EXCERPT TO READ:
• • •

Iraq debate 4: an analogy with the USSR in 1928/9

Submitted by Daniel_Randall on 28 January, 2005 - 6:27

A postscript to the discussion in Solidarity of the politics of our former comrades who now purvey a stupid right-wing caricature, a reductio ad absurdum, of AWL politics on Iraq.

They think that our common solidarity with the Iraqi trade unions necessarily implies support for Bush and Blair; they counterpose to the popular front of the “reactionary anti-imperialists” (the SWP, George Galloways, etc.) with the political-Islamists, Sunni-supremacists, and Ba’thists of the Iraqi “resistance”, not independent working-class politics but a popular front with Bush, Blair, Shia clericalists, the Communist Party of Iraq, and others.

Let us assume for the sake of argument — and only for the sake of argument — that Blair, Bush, and their allies now stand for a bourgeois-democratic political revolution, imposed from outside and from above, in Iraq, and possibly in a series of other countries. What attitude should socialists take who, for a choice, want a working-class socialist revolution, but, for their own reasons, would see the establishment of bourgeois-democratic rights in Iraq as a great step forward for the working class?

• • •

DATASET ROWS:

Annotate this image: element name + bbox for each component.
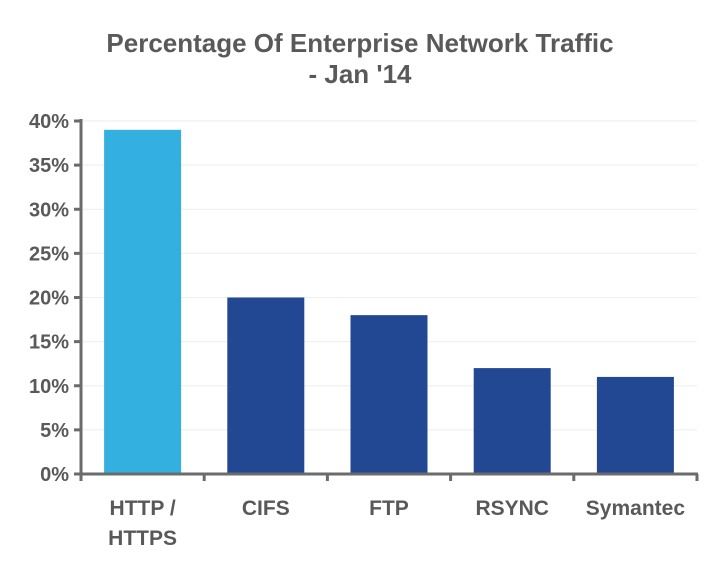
y-tick-label: 35% <box>29 155 69 177</box>
x-tick-label: FTP <box>369 497 409 520</box>
bar <box>104 129 182 474</box>
y-tick-label: 5% <box>40 420 69 442</box>
bar <box>596 376 674 474</box>
bar <box>227 297 305 474</box>
chart-subtitle: - Jan '14 <box>308 59 412 89</box>
x-tick-label: Symantec <box>586 497 686 520</box>
y-tick-label: 20% <box>29 288 69 310</box>
y-tick-label: 15% <box>29 332 69 354</box>
y-tick-label: 40% <box>29 111 69 133</box>
y-tick-label: 10% <box>29 376 69 398</box>
x-tick-label: CIFS <box>242 497 290 520</box>
y-tick-label: 25% <box>29 243 69 265</box>
y-tick-label: 0% <box>40 464 69 486</box>
x-tick-label: HTTP / <box>110 497 176 520</box>
chart-title: Percentage Of Enterprise Network Traffic <box>106 28 613 58</box>
x-tick-label: HTTPS <box>108 527 177 550</box>
bar <box>350 315 428 474</box>
y-tick-label: 30% <box>29 199 69 221</box>
x-tick-label: RSYNC <box>475 497 549 520</box>
bar <box>473 368 551 474</box>
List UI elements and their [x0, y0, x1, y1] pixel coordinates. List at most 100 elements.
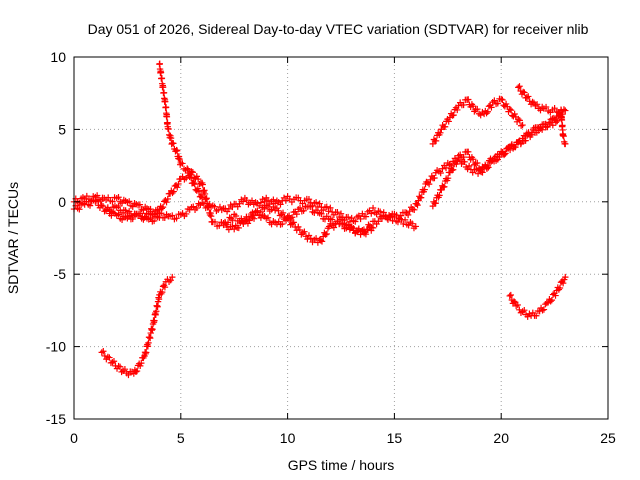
data-point: [159, 83, 167, 91]
data-point: [300, 207, 307, 214]
data-point: [161, 214, 168, 222]
data-point: [173, 147, 181, 154]
data-point: [511, 110, 518, 118]
data-point: [337, 210, 345, 217]
x-tick-label: 10: [280, 430, 296, 446]
data-point: [366, 222, 374, 230]
data-point: [375, 218, 382, 225]
data-point: [523, 94, 531, 101]
data-point: [494, 100, 501, 107]
data-point: [560, 133, 567, 140]
y-tick-label: -10: [46, 339, 66, 355]
data-point: [533, 101, 541, 108]
x-tick-label: 15: [387, 430, 403, 446]
data-point: [362, 213, 370, 220]
data-point: [526, 98, 533, 105]
data-point: [519, 137, 526, 144]
data-point: [529, 98, 536, 106]
data-point: [515, 115, 522, 123]
data-point: [305, 196, 313, 203]
data-point: [425, 180, 433, 188]
data-point: [157, 69, 165, 76]
data-point: [161, 283, 169, 291]
data-point: [156, 214, 163, 221]
data-point: [115, 194, 122, 201]
data-point: [159, 203, 167, 211]
data-point: [545, 120, 553, 127]
data-point: [519, 88, 527, 96]
data-point: [474, 159, 481, 167]
data-point: [216, 222, 223, 229]
data-point: [179, 160, 186, 167]
data-point: [507, 106, 515, 114]
data-point: [537, 107, 544, 114]
data-point: [197, 192, 205, 200]
data-point: [167, 134, 175, 142]
data-point: [137, 362, 144, 370]
data-point: [539, 307, 546, 314]
series-arc-b: [70, 197, 163, 225]
data-point: [378, 215, 386, 222]
data-point: [264, 197, 272, 204]
data-point: [162, 104, 170, 111]
data-point: [162, 98, 169, 105]
data-point: [287, 215, 294, 222]
data-point: [125, 208, 133, 215]
series-arc-g: [429, 95, 526, 148]
data-point: [232, 212, 240, 220]
data-point: [137, 210, 144, 217]
grid-layer: [74, 57, 608, 419]
data-point: [170, 188, 177, 195]
data-point: [540, 306, 548, 313]
data-point: [558, 116, 566, 124]
data-point: [350, 225, 357, 232]
y-tick-label: -5: [54, 266, 67, 282]
data-point: [282, 197, 290, 204]
data-point: [201, 190, 209, 198]
y-axis-label: SDTVAR / TECUs: [5, 182, 21, 294]
data-point: [239, 198, 247, 205]
data-point: [224, 219, 232, 226]
data-point: [417, 194, 425, 201]
data-point: [552, 292, 559, 299]
data-point: [394, 218, 402, 226]
data-point: [270, 196, 277, 203]
data-point: [357, 215, 364, 223]
y-tick-label: 0: [58, 194, 66, 210]
data-point: [211, 203, 218, 210]
data-point: [150, 211, 158, 218]
data-point: [441, 123, 449, 130]
data-point: [261, 205, 268, 213]
data-point: [173, 215, 180, 222]
data-point: [352, 218, 359, 225]
data-point: [401, 216, 409, 224]
data-point: [279, 209, 287, 217]
data-point: [254, 207, 261, 214]
data-point: [302, 233, 310, 240]
data-point: [110, 358, 118, 365]
data-point: [241, 217, 249, 224]
data-point: [158, 205, 166, 212]
data-point: [483, 110, 490, 117]
data-point: [195, 188, 203, 195]
y-tick-label: -15: [46, 411, 66, 427]
data-point: [437, 129, 444, 137]
data-point: [528, 129, 536, 137]
data-point: [290, 219, 297, 226]
x-tick-label: 5: [177, 430, 185, 446]
data-point: [369, 204, 377, 212]
x-tick-label: 20: [493, 430, 509, 446]
data-point: [132, 368, 140, 376]
data-point: [517, 122, 525, 129]
data-point: [275, 207, 282, 215]
data-point: [142, 349, 150, 356]
data-point: [164, 195, 171, 203]
data-point: [99, 202, 107, 210]
data-point: [339, 220, 346, 228]
data-point: [498, 95, 505, 103]
data-point: [484, 108, 491, 115]
data-point: [474, 105, 481, 113]
data-point: [514, 301, 521, 309]
data-point: [465, 96, 472, 103]
data-point: [187, 171, 194, 179]
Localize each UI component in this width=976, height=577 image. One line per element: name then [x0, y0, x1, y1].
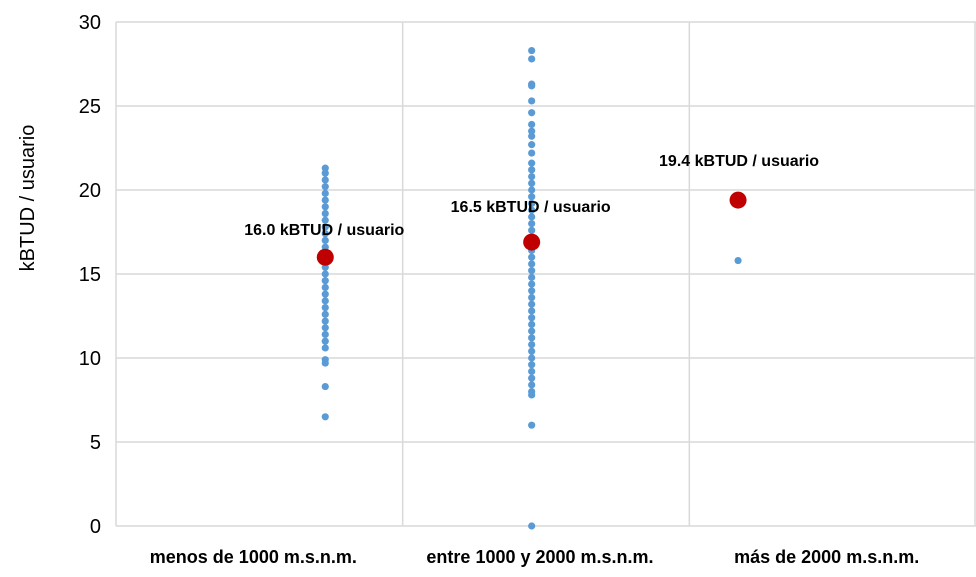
data-point: [734, 256, 742, 265]
data-point: [321, 196, 329, 204]
data-point: [528, 367, 536, 376]
data-point: [528, 97, 536, 105]
data-point: [528, 193, 536, 201]
data-point: [321, 223, 329, 231]
x-category-label: entre 1000 y 2000 m.s.n.m.: [426, 547, 653, 567]
mean-point: [523, 233, 541, 251]
data-point: [321, 236, 329, 244]
data-point: [321, 164, 329, 172]
data-point: [528, 55, 536, 63]
data-point: [528, 327, 536, 335]
data-point: [321, 324, 329, 332]
data-point: [528, 267, 536, 275]
y-tick-label: 0: [90, 516, 101, 538]
data-point: [528, 186, 536, 194]
gridlines: [115, 21, 976, 527]
mean-annotations: 16.0 kBTUD / usuario 16.5 kBTUD / usuario…: [244, 153, 819, 239]
data-point: [321, 169, 329, 177]
data-point: [528, 273, 536, 281]
data-point: [321, 283, 329, 292]
x-axis-category-labels: menos de 1000 m.s.n.m. entre 1000 y 2000 …: [150, 547, 919, 567]
data-point: [528, 226, 536, 234]
data-point: [528, 300, 536, 308]
y-tick-label: 30: [79, 12, 101, 34]
y-tick-label: 5: [90, 432, 101, 454]
data-point: [528, 46, 536, 55]
data-point: [528, 391, 536, 399]
y-tick-label: 10: [79, 348, 101, 370]
data-point: [528, 213, 536, 221]
data-point: [528, 354, 536, 362]
data-point: [528, 320, 536, 328]
data-point: [528, 172, 536, 181]
data-point: [321, 209, 329, 218]
data-point: [528, 141, 536, 149]
data-point: [528, 347, 536, 355]
data-point: [321, 330, 329, 339]
data-point: [321, 310, 329, 318]
data-point: [321, 290, 329, 298]
mean-point: [316, 248, 334, 266]
x-category-label: más de 2000 m.s.n.m.: [734, 547, 919, 567]
data-point: [528, 293, 536, 302]
data-point: [528, 287, 536, 295]
mean-point: [729, 191, 747, 209]
data-point: [321, 413, 329, 421]
data-point: [528, 166, 536, 174]
data-point: [528, 253, 536, 261]
scatter-points: [321, 46, 742, 530]
data-point: [528, 340, 536, 349]
data-point: [528, 361, 536, 369]
data-point: [528, 149, 536, 157]
data-point: [321, 216, 329, 224]
y-tick-label: 15: [79, 264, 101, 286]
y-tick-label: 20: [79, 180, 101, 202]
data-point: [321, 359, 329, 367]
data-point: [528, 334, 536, 342]
data-point: [528, 120, 536, 129]
data-point: [528, 199, 536, 208]
data-point: [528, 109, 536, 117]
data-point: [321, 337, 329, 345]
data-point: [321, 183, 329, 191]
data-point: [321, 297, 329, 305]
data-point: [528, 280, 536, 288]
data-point: [321, 382, 329, 391]
y-axis-tick-labels: 0 5 10 15 20 25 30: [79, 12, 101, 538]
data-point: [528, 82, 536, 90]
data-point: [321, 230, 329, 238]
y-tick-label: 25: [79, 96, 101, 118]
data-point: [528, 127, 536, 135]
data-point: [321, 317, 329, 325]
data-point: [528, 314, 536, 322]
x-category-label: menos de 1000 m.s.n.m.: [150, 547, 357, 567]
data-point: [528, 374, 536, 382]
data-point: [528, 260, 536, 268]
data-point: [528, 381, 536, 389]
data-point: [321, 270, 329, 278]
data-point: [528, 522, 536, 530]
data-point: [528, 307, 536, 315]
data-point: [528, 220, 536, 228]
data-point: [321, 176, 329, 184]
data-point: [528, 421, 536, 429]
mean-annotation: 16.5 kBTUD / usuario: [451, 199, 611, 216]
mean-markers: [316, 191, 747, 266]
data-point: [321, 344, 329, 352]
data-point: [528, 206, 536, 214]
data-point: [321, 304, 329, 312]
data-point: [528, 179, 536, 187]
data-point: [321, 189, 329, 197]
mean-annotation: 19.4 kBTUD / usuario: [659, 153, 819, 170]
mean-annotation: 16.0 kBTUD / usuario: [244, 222, 404, 239]
data-point: [528, 132, 536, 140]
data-point: [321, 277, 329, 285]
data-point: [321, 203, 329, 211]
data-point: [528, 159, 536, 167]
y-axis-title: kBTUD / usuario: [17, 125, 39, 272]
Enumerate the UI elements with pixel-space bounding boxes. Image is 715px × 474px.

• • •

GOALS:
A - According to the post on the Iraq debate, what do the former comrades think the common solidarity with the Iraqi trade unions necessarily implies?
B - Set down the passage of the post on the Iraq debate from "A postscript to" up to and including "politics on Iraq.", word for word.
C - Carry the post on the Iraq debate forward, continuing from its final sentence.
The data is not needed here.

WRITTEN RESPONSES:
A - Support for Bush and Blair.

B -
A postscript to the discussion in Solidarity of the politics of our former comrades who now purvey a stupid right-wing caricature, a reductio ad absurdum, of AWL politics on Iraq.

C -
Should they loyally support Bush and Blair and their allies in Iraq now? Support the American neo-conservatives and the “honorary” neo-conservative Blair?

In the mid 1920s, Trotsky and the Left Opposition, then the United Opposition (with Zinoviev), advocated a programme of industrialisation for the USSR. Their opponents, the Stalinists and the Bukharinites, scoffed at such an idea.

Then in 1928-9, faced with an upsurge of resistance by rich peasants (the “kulaks”), the Stalinists, who controlled the state, broke with the “right wing” Bukharinites, wiped out the kulaks, and forcibly drove the peasants into collective farms, wreaking vast destruction in rural Russia. Simultaneously, they launched a powerful drive to industrialise the USSR.

Their state waged a savage one-sided civil war on most of the people over whom they ruled. They turned Russian society upside down. In the Ukraine they created an artificial famine and used it to break the resistance of the peasants, three million or more of whom died.

The Trotskyists had been finally defeated in December 1927, and many hundreds of them, including most of those who had led the Bolshevik revolution, exiled to Siberia and similar wilderness places. From there they saw the Stalinists beginning to industrialise the USSR, at a furious pace and with murderous recklessness.

Some of the exiles began to ask themselves, and each other: isn’t this our programme which Stalin is carrying through? A cruel, crude, wasteful caricature of it, indeed. But the Stalinists are what they are, and, even so, it is a version of our programme that they are implementing. Don’t we want to see done what they are trying to do? Putting our “factional” feelings aside in the interests of the revolution, don’t we want them to succeed?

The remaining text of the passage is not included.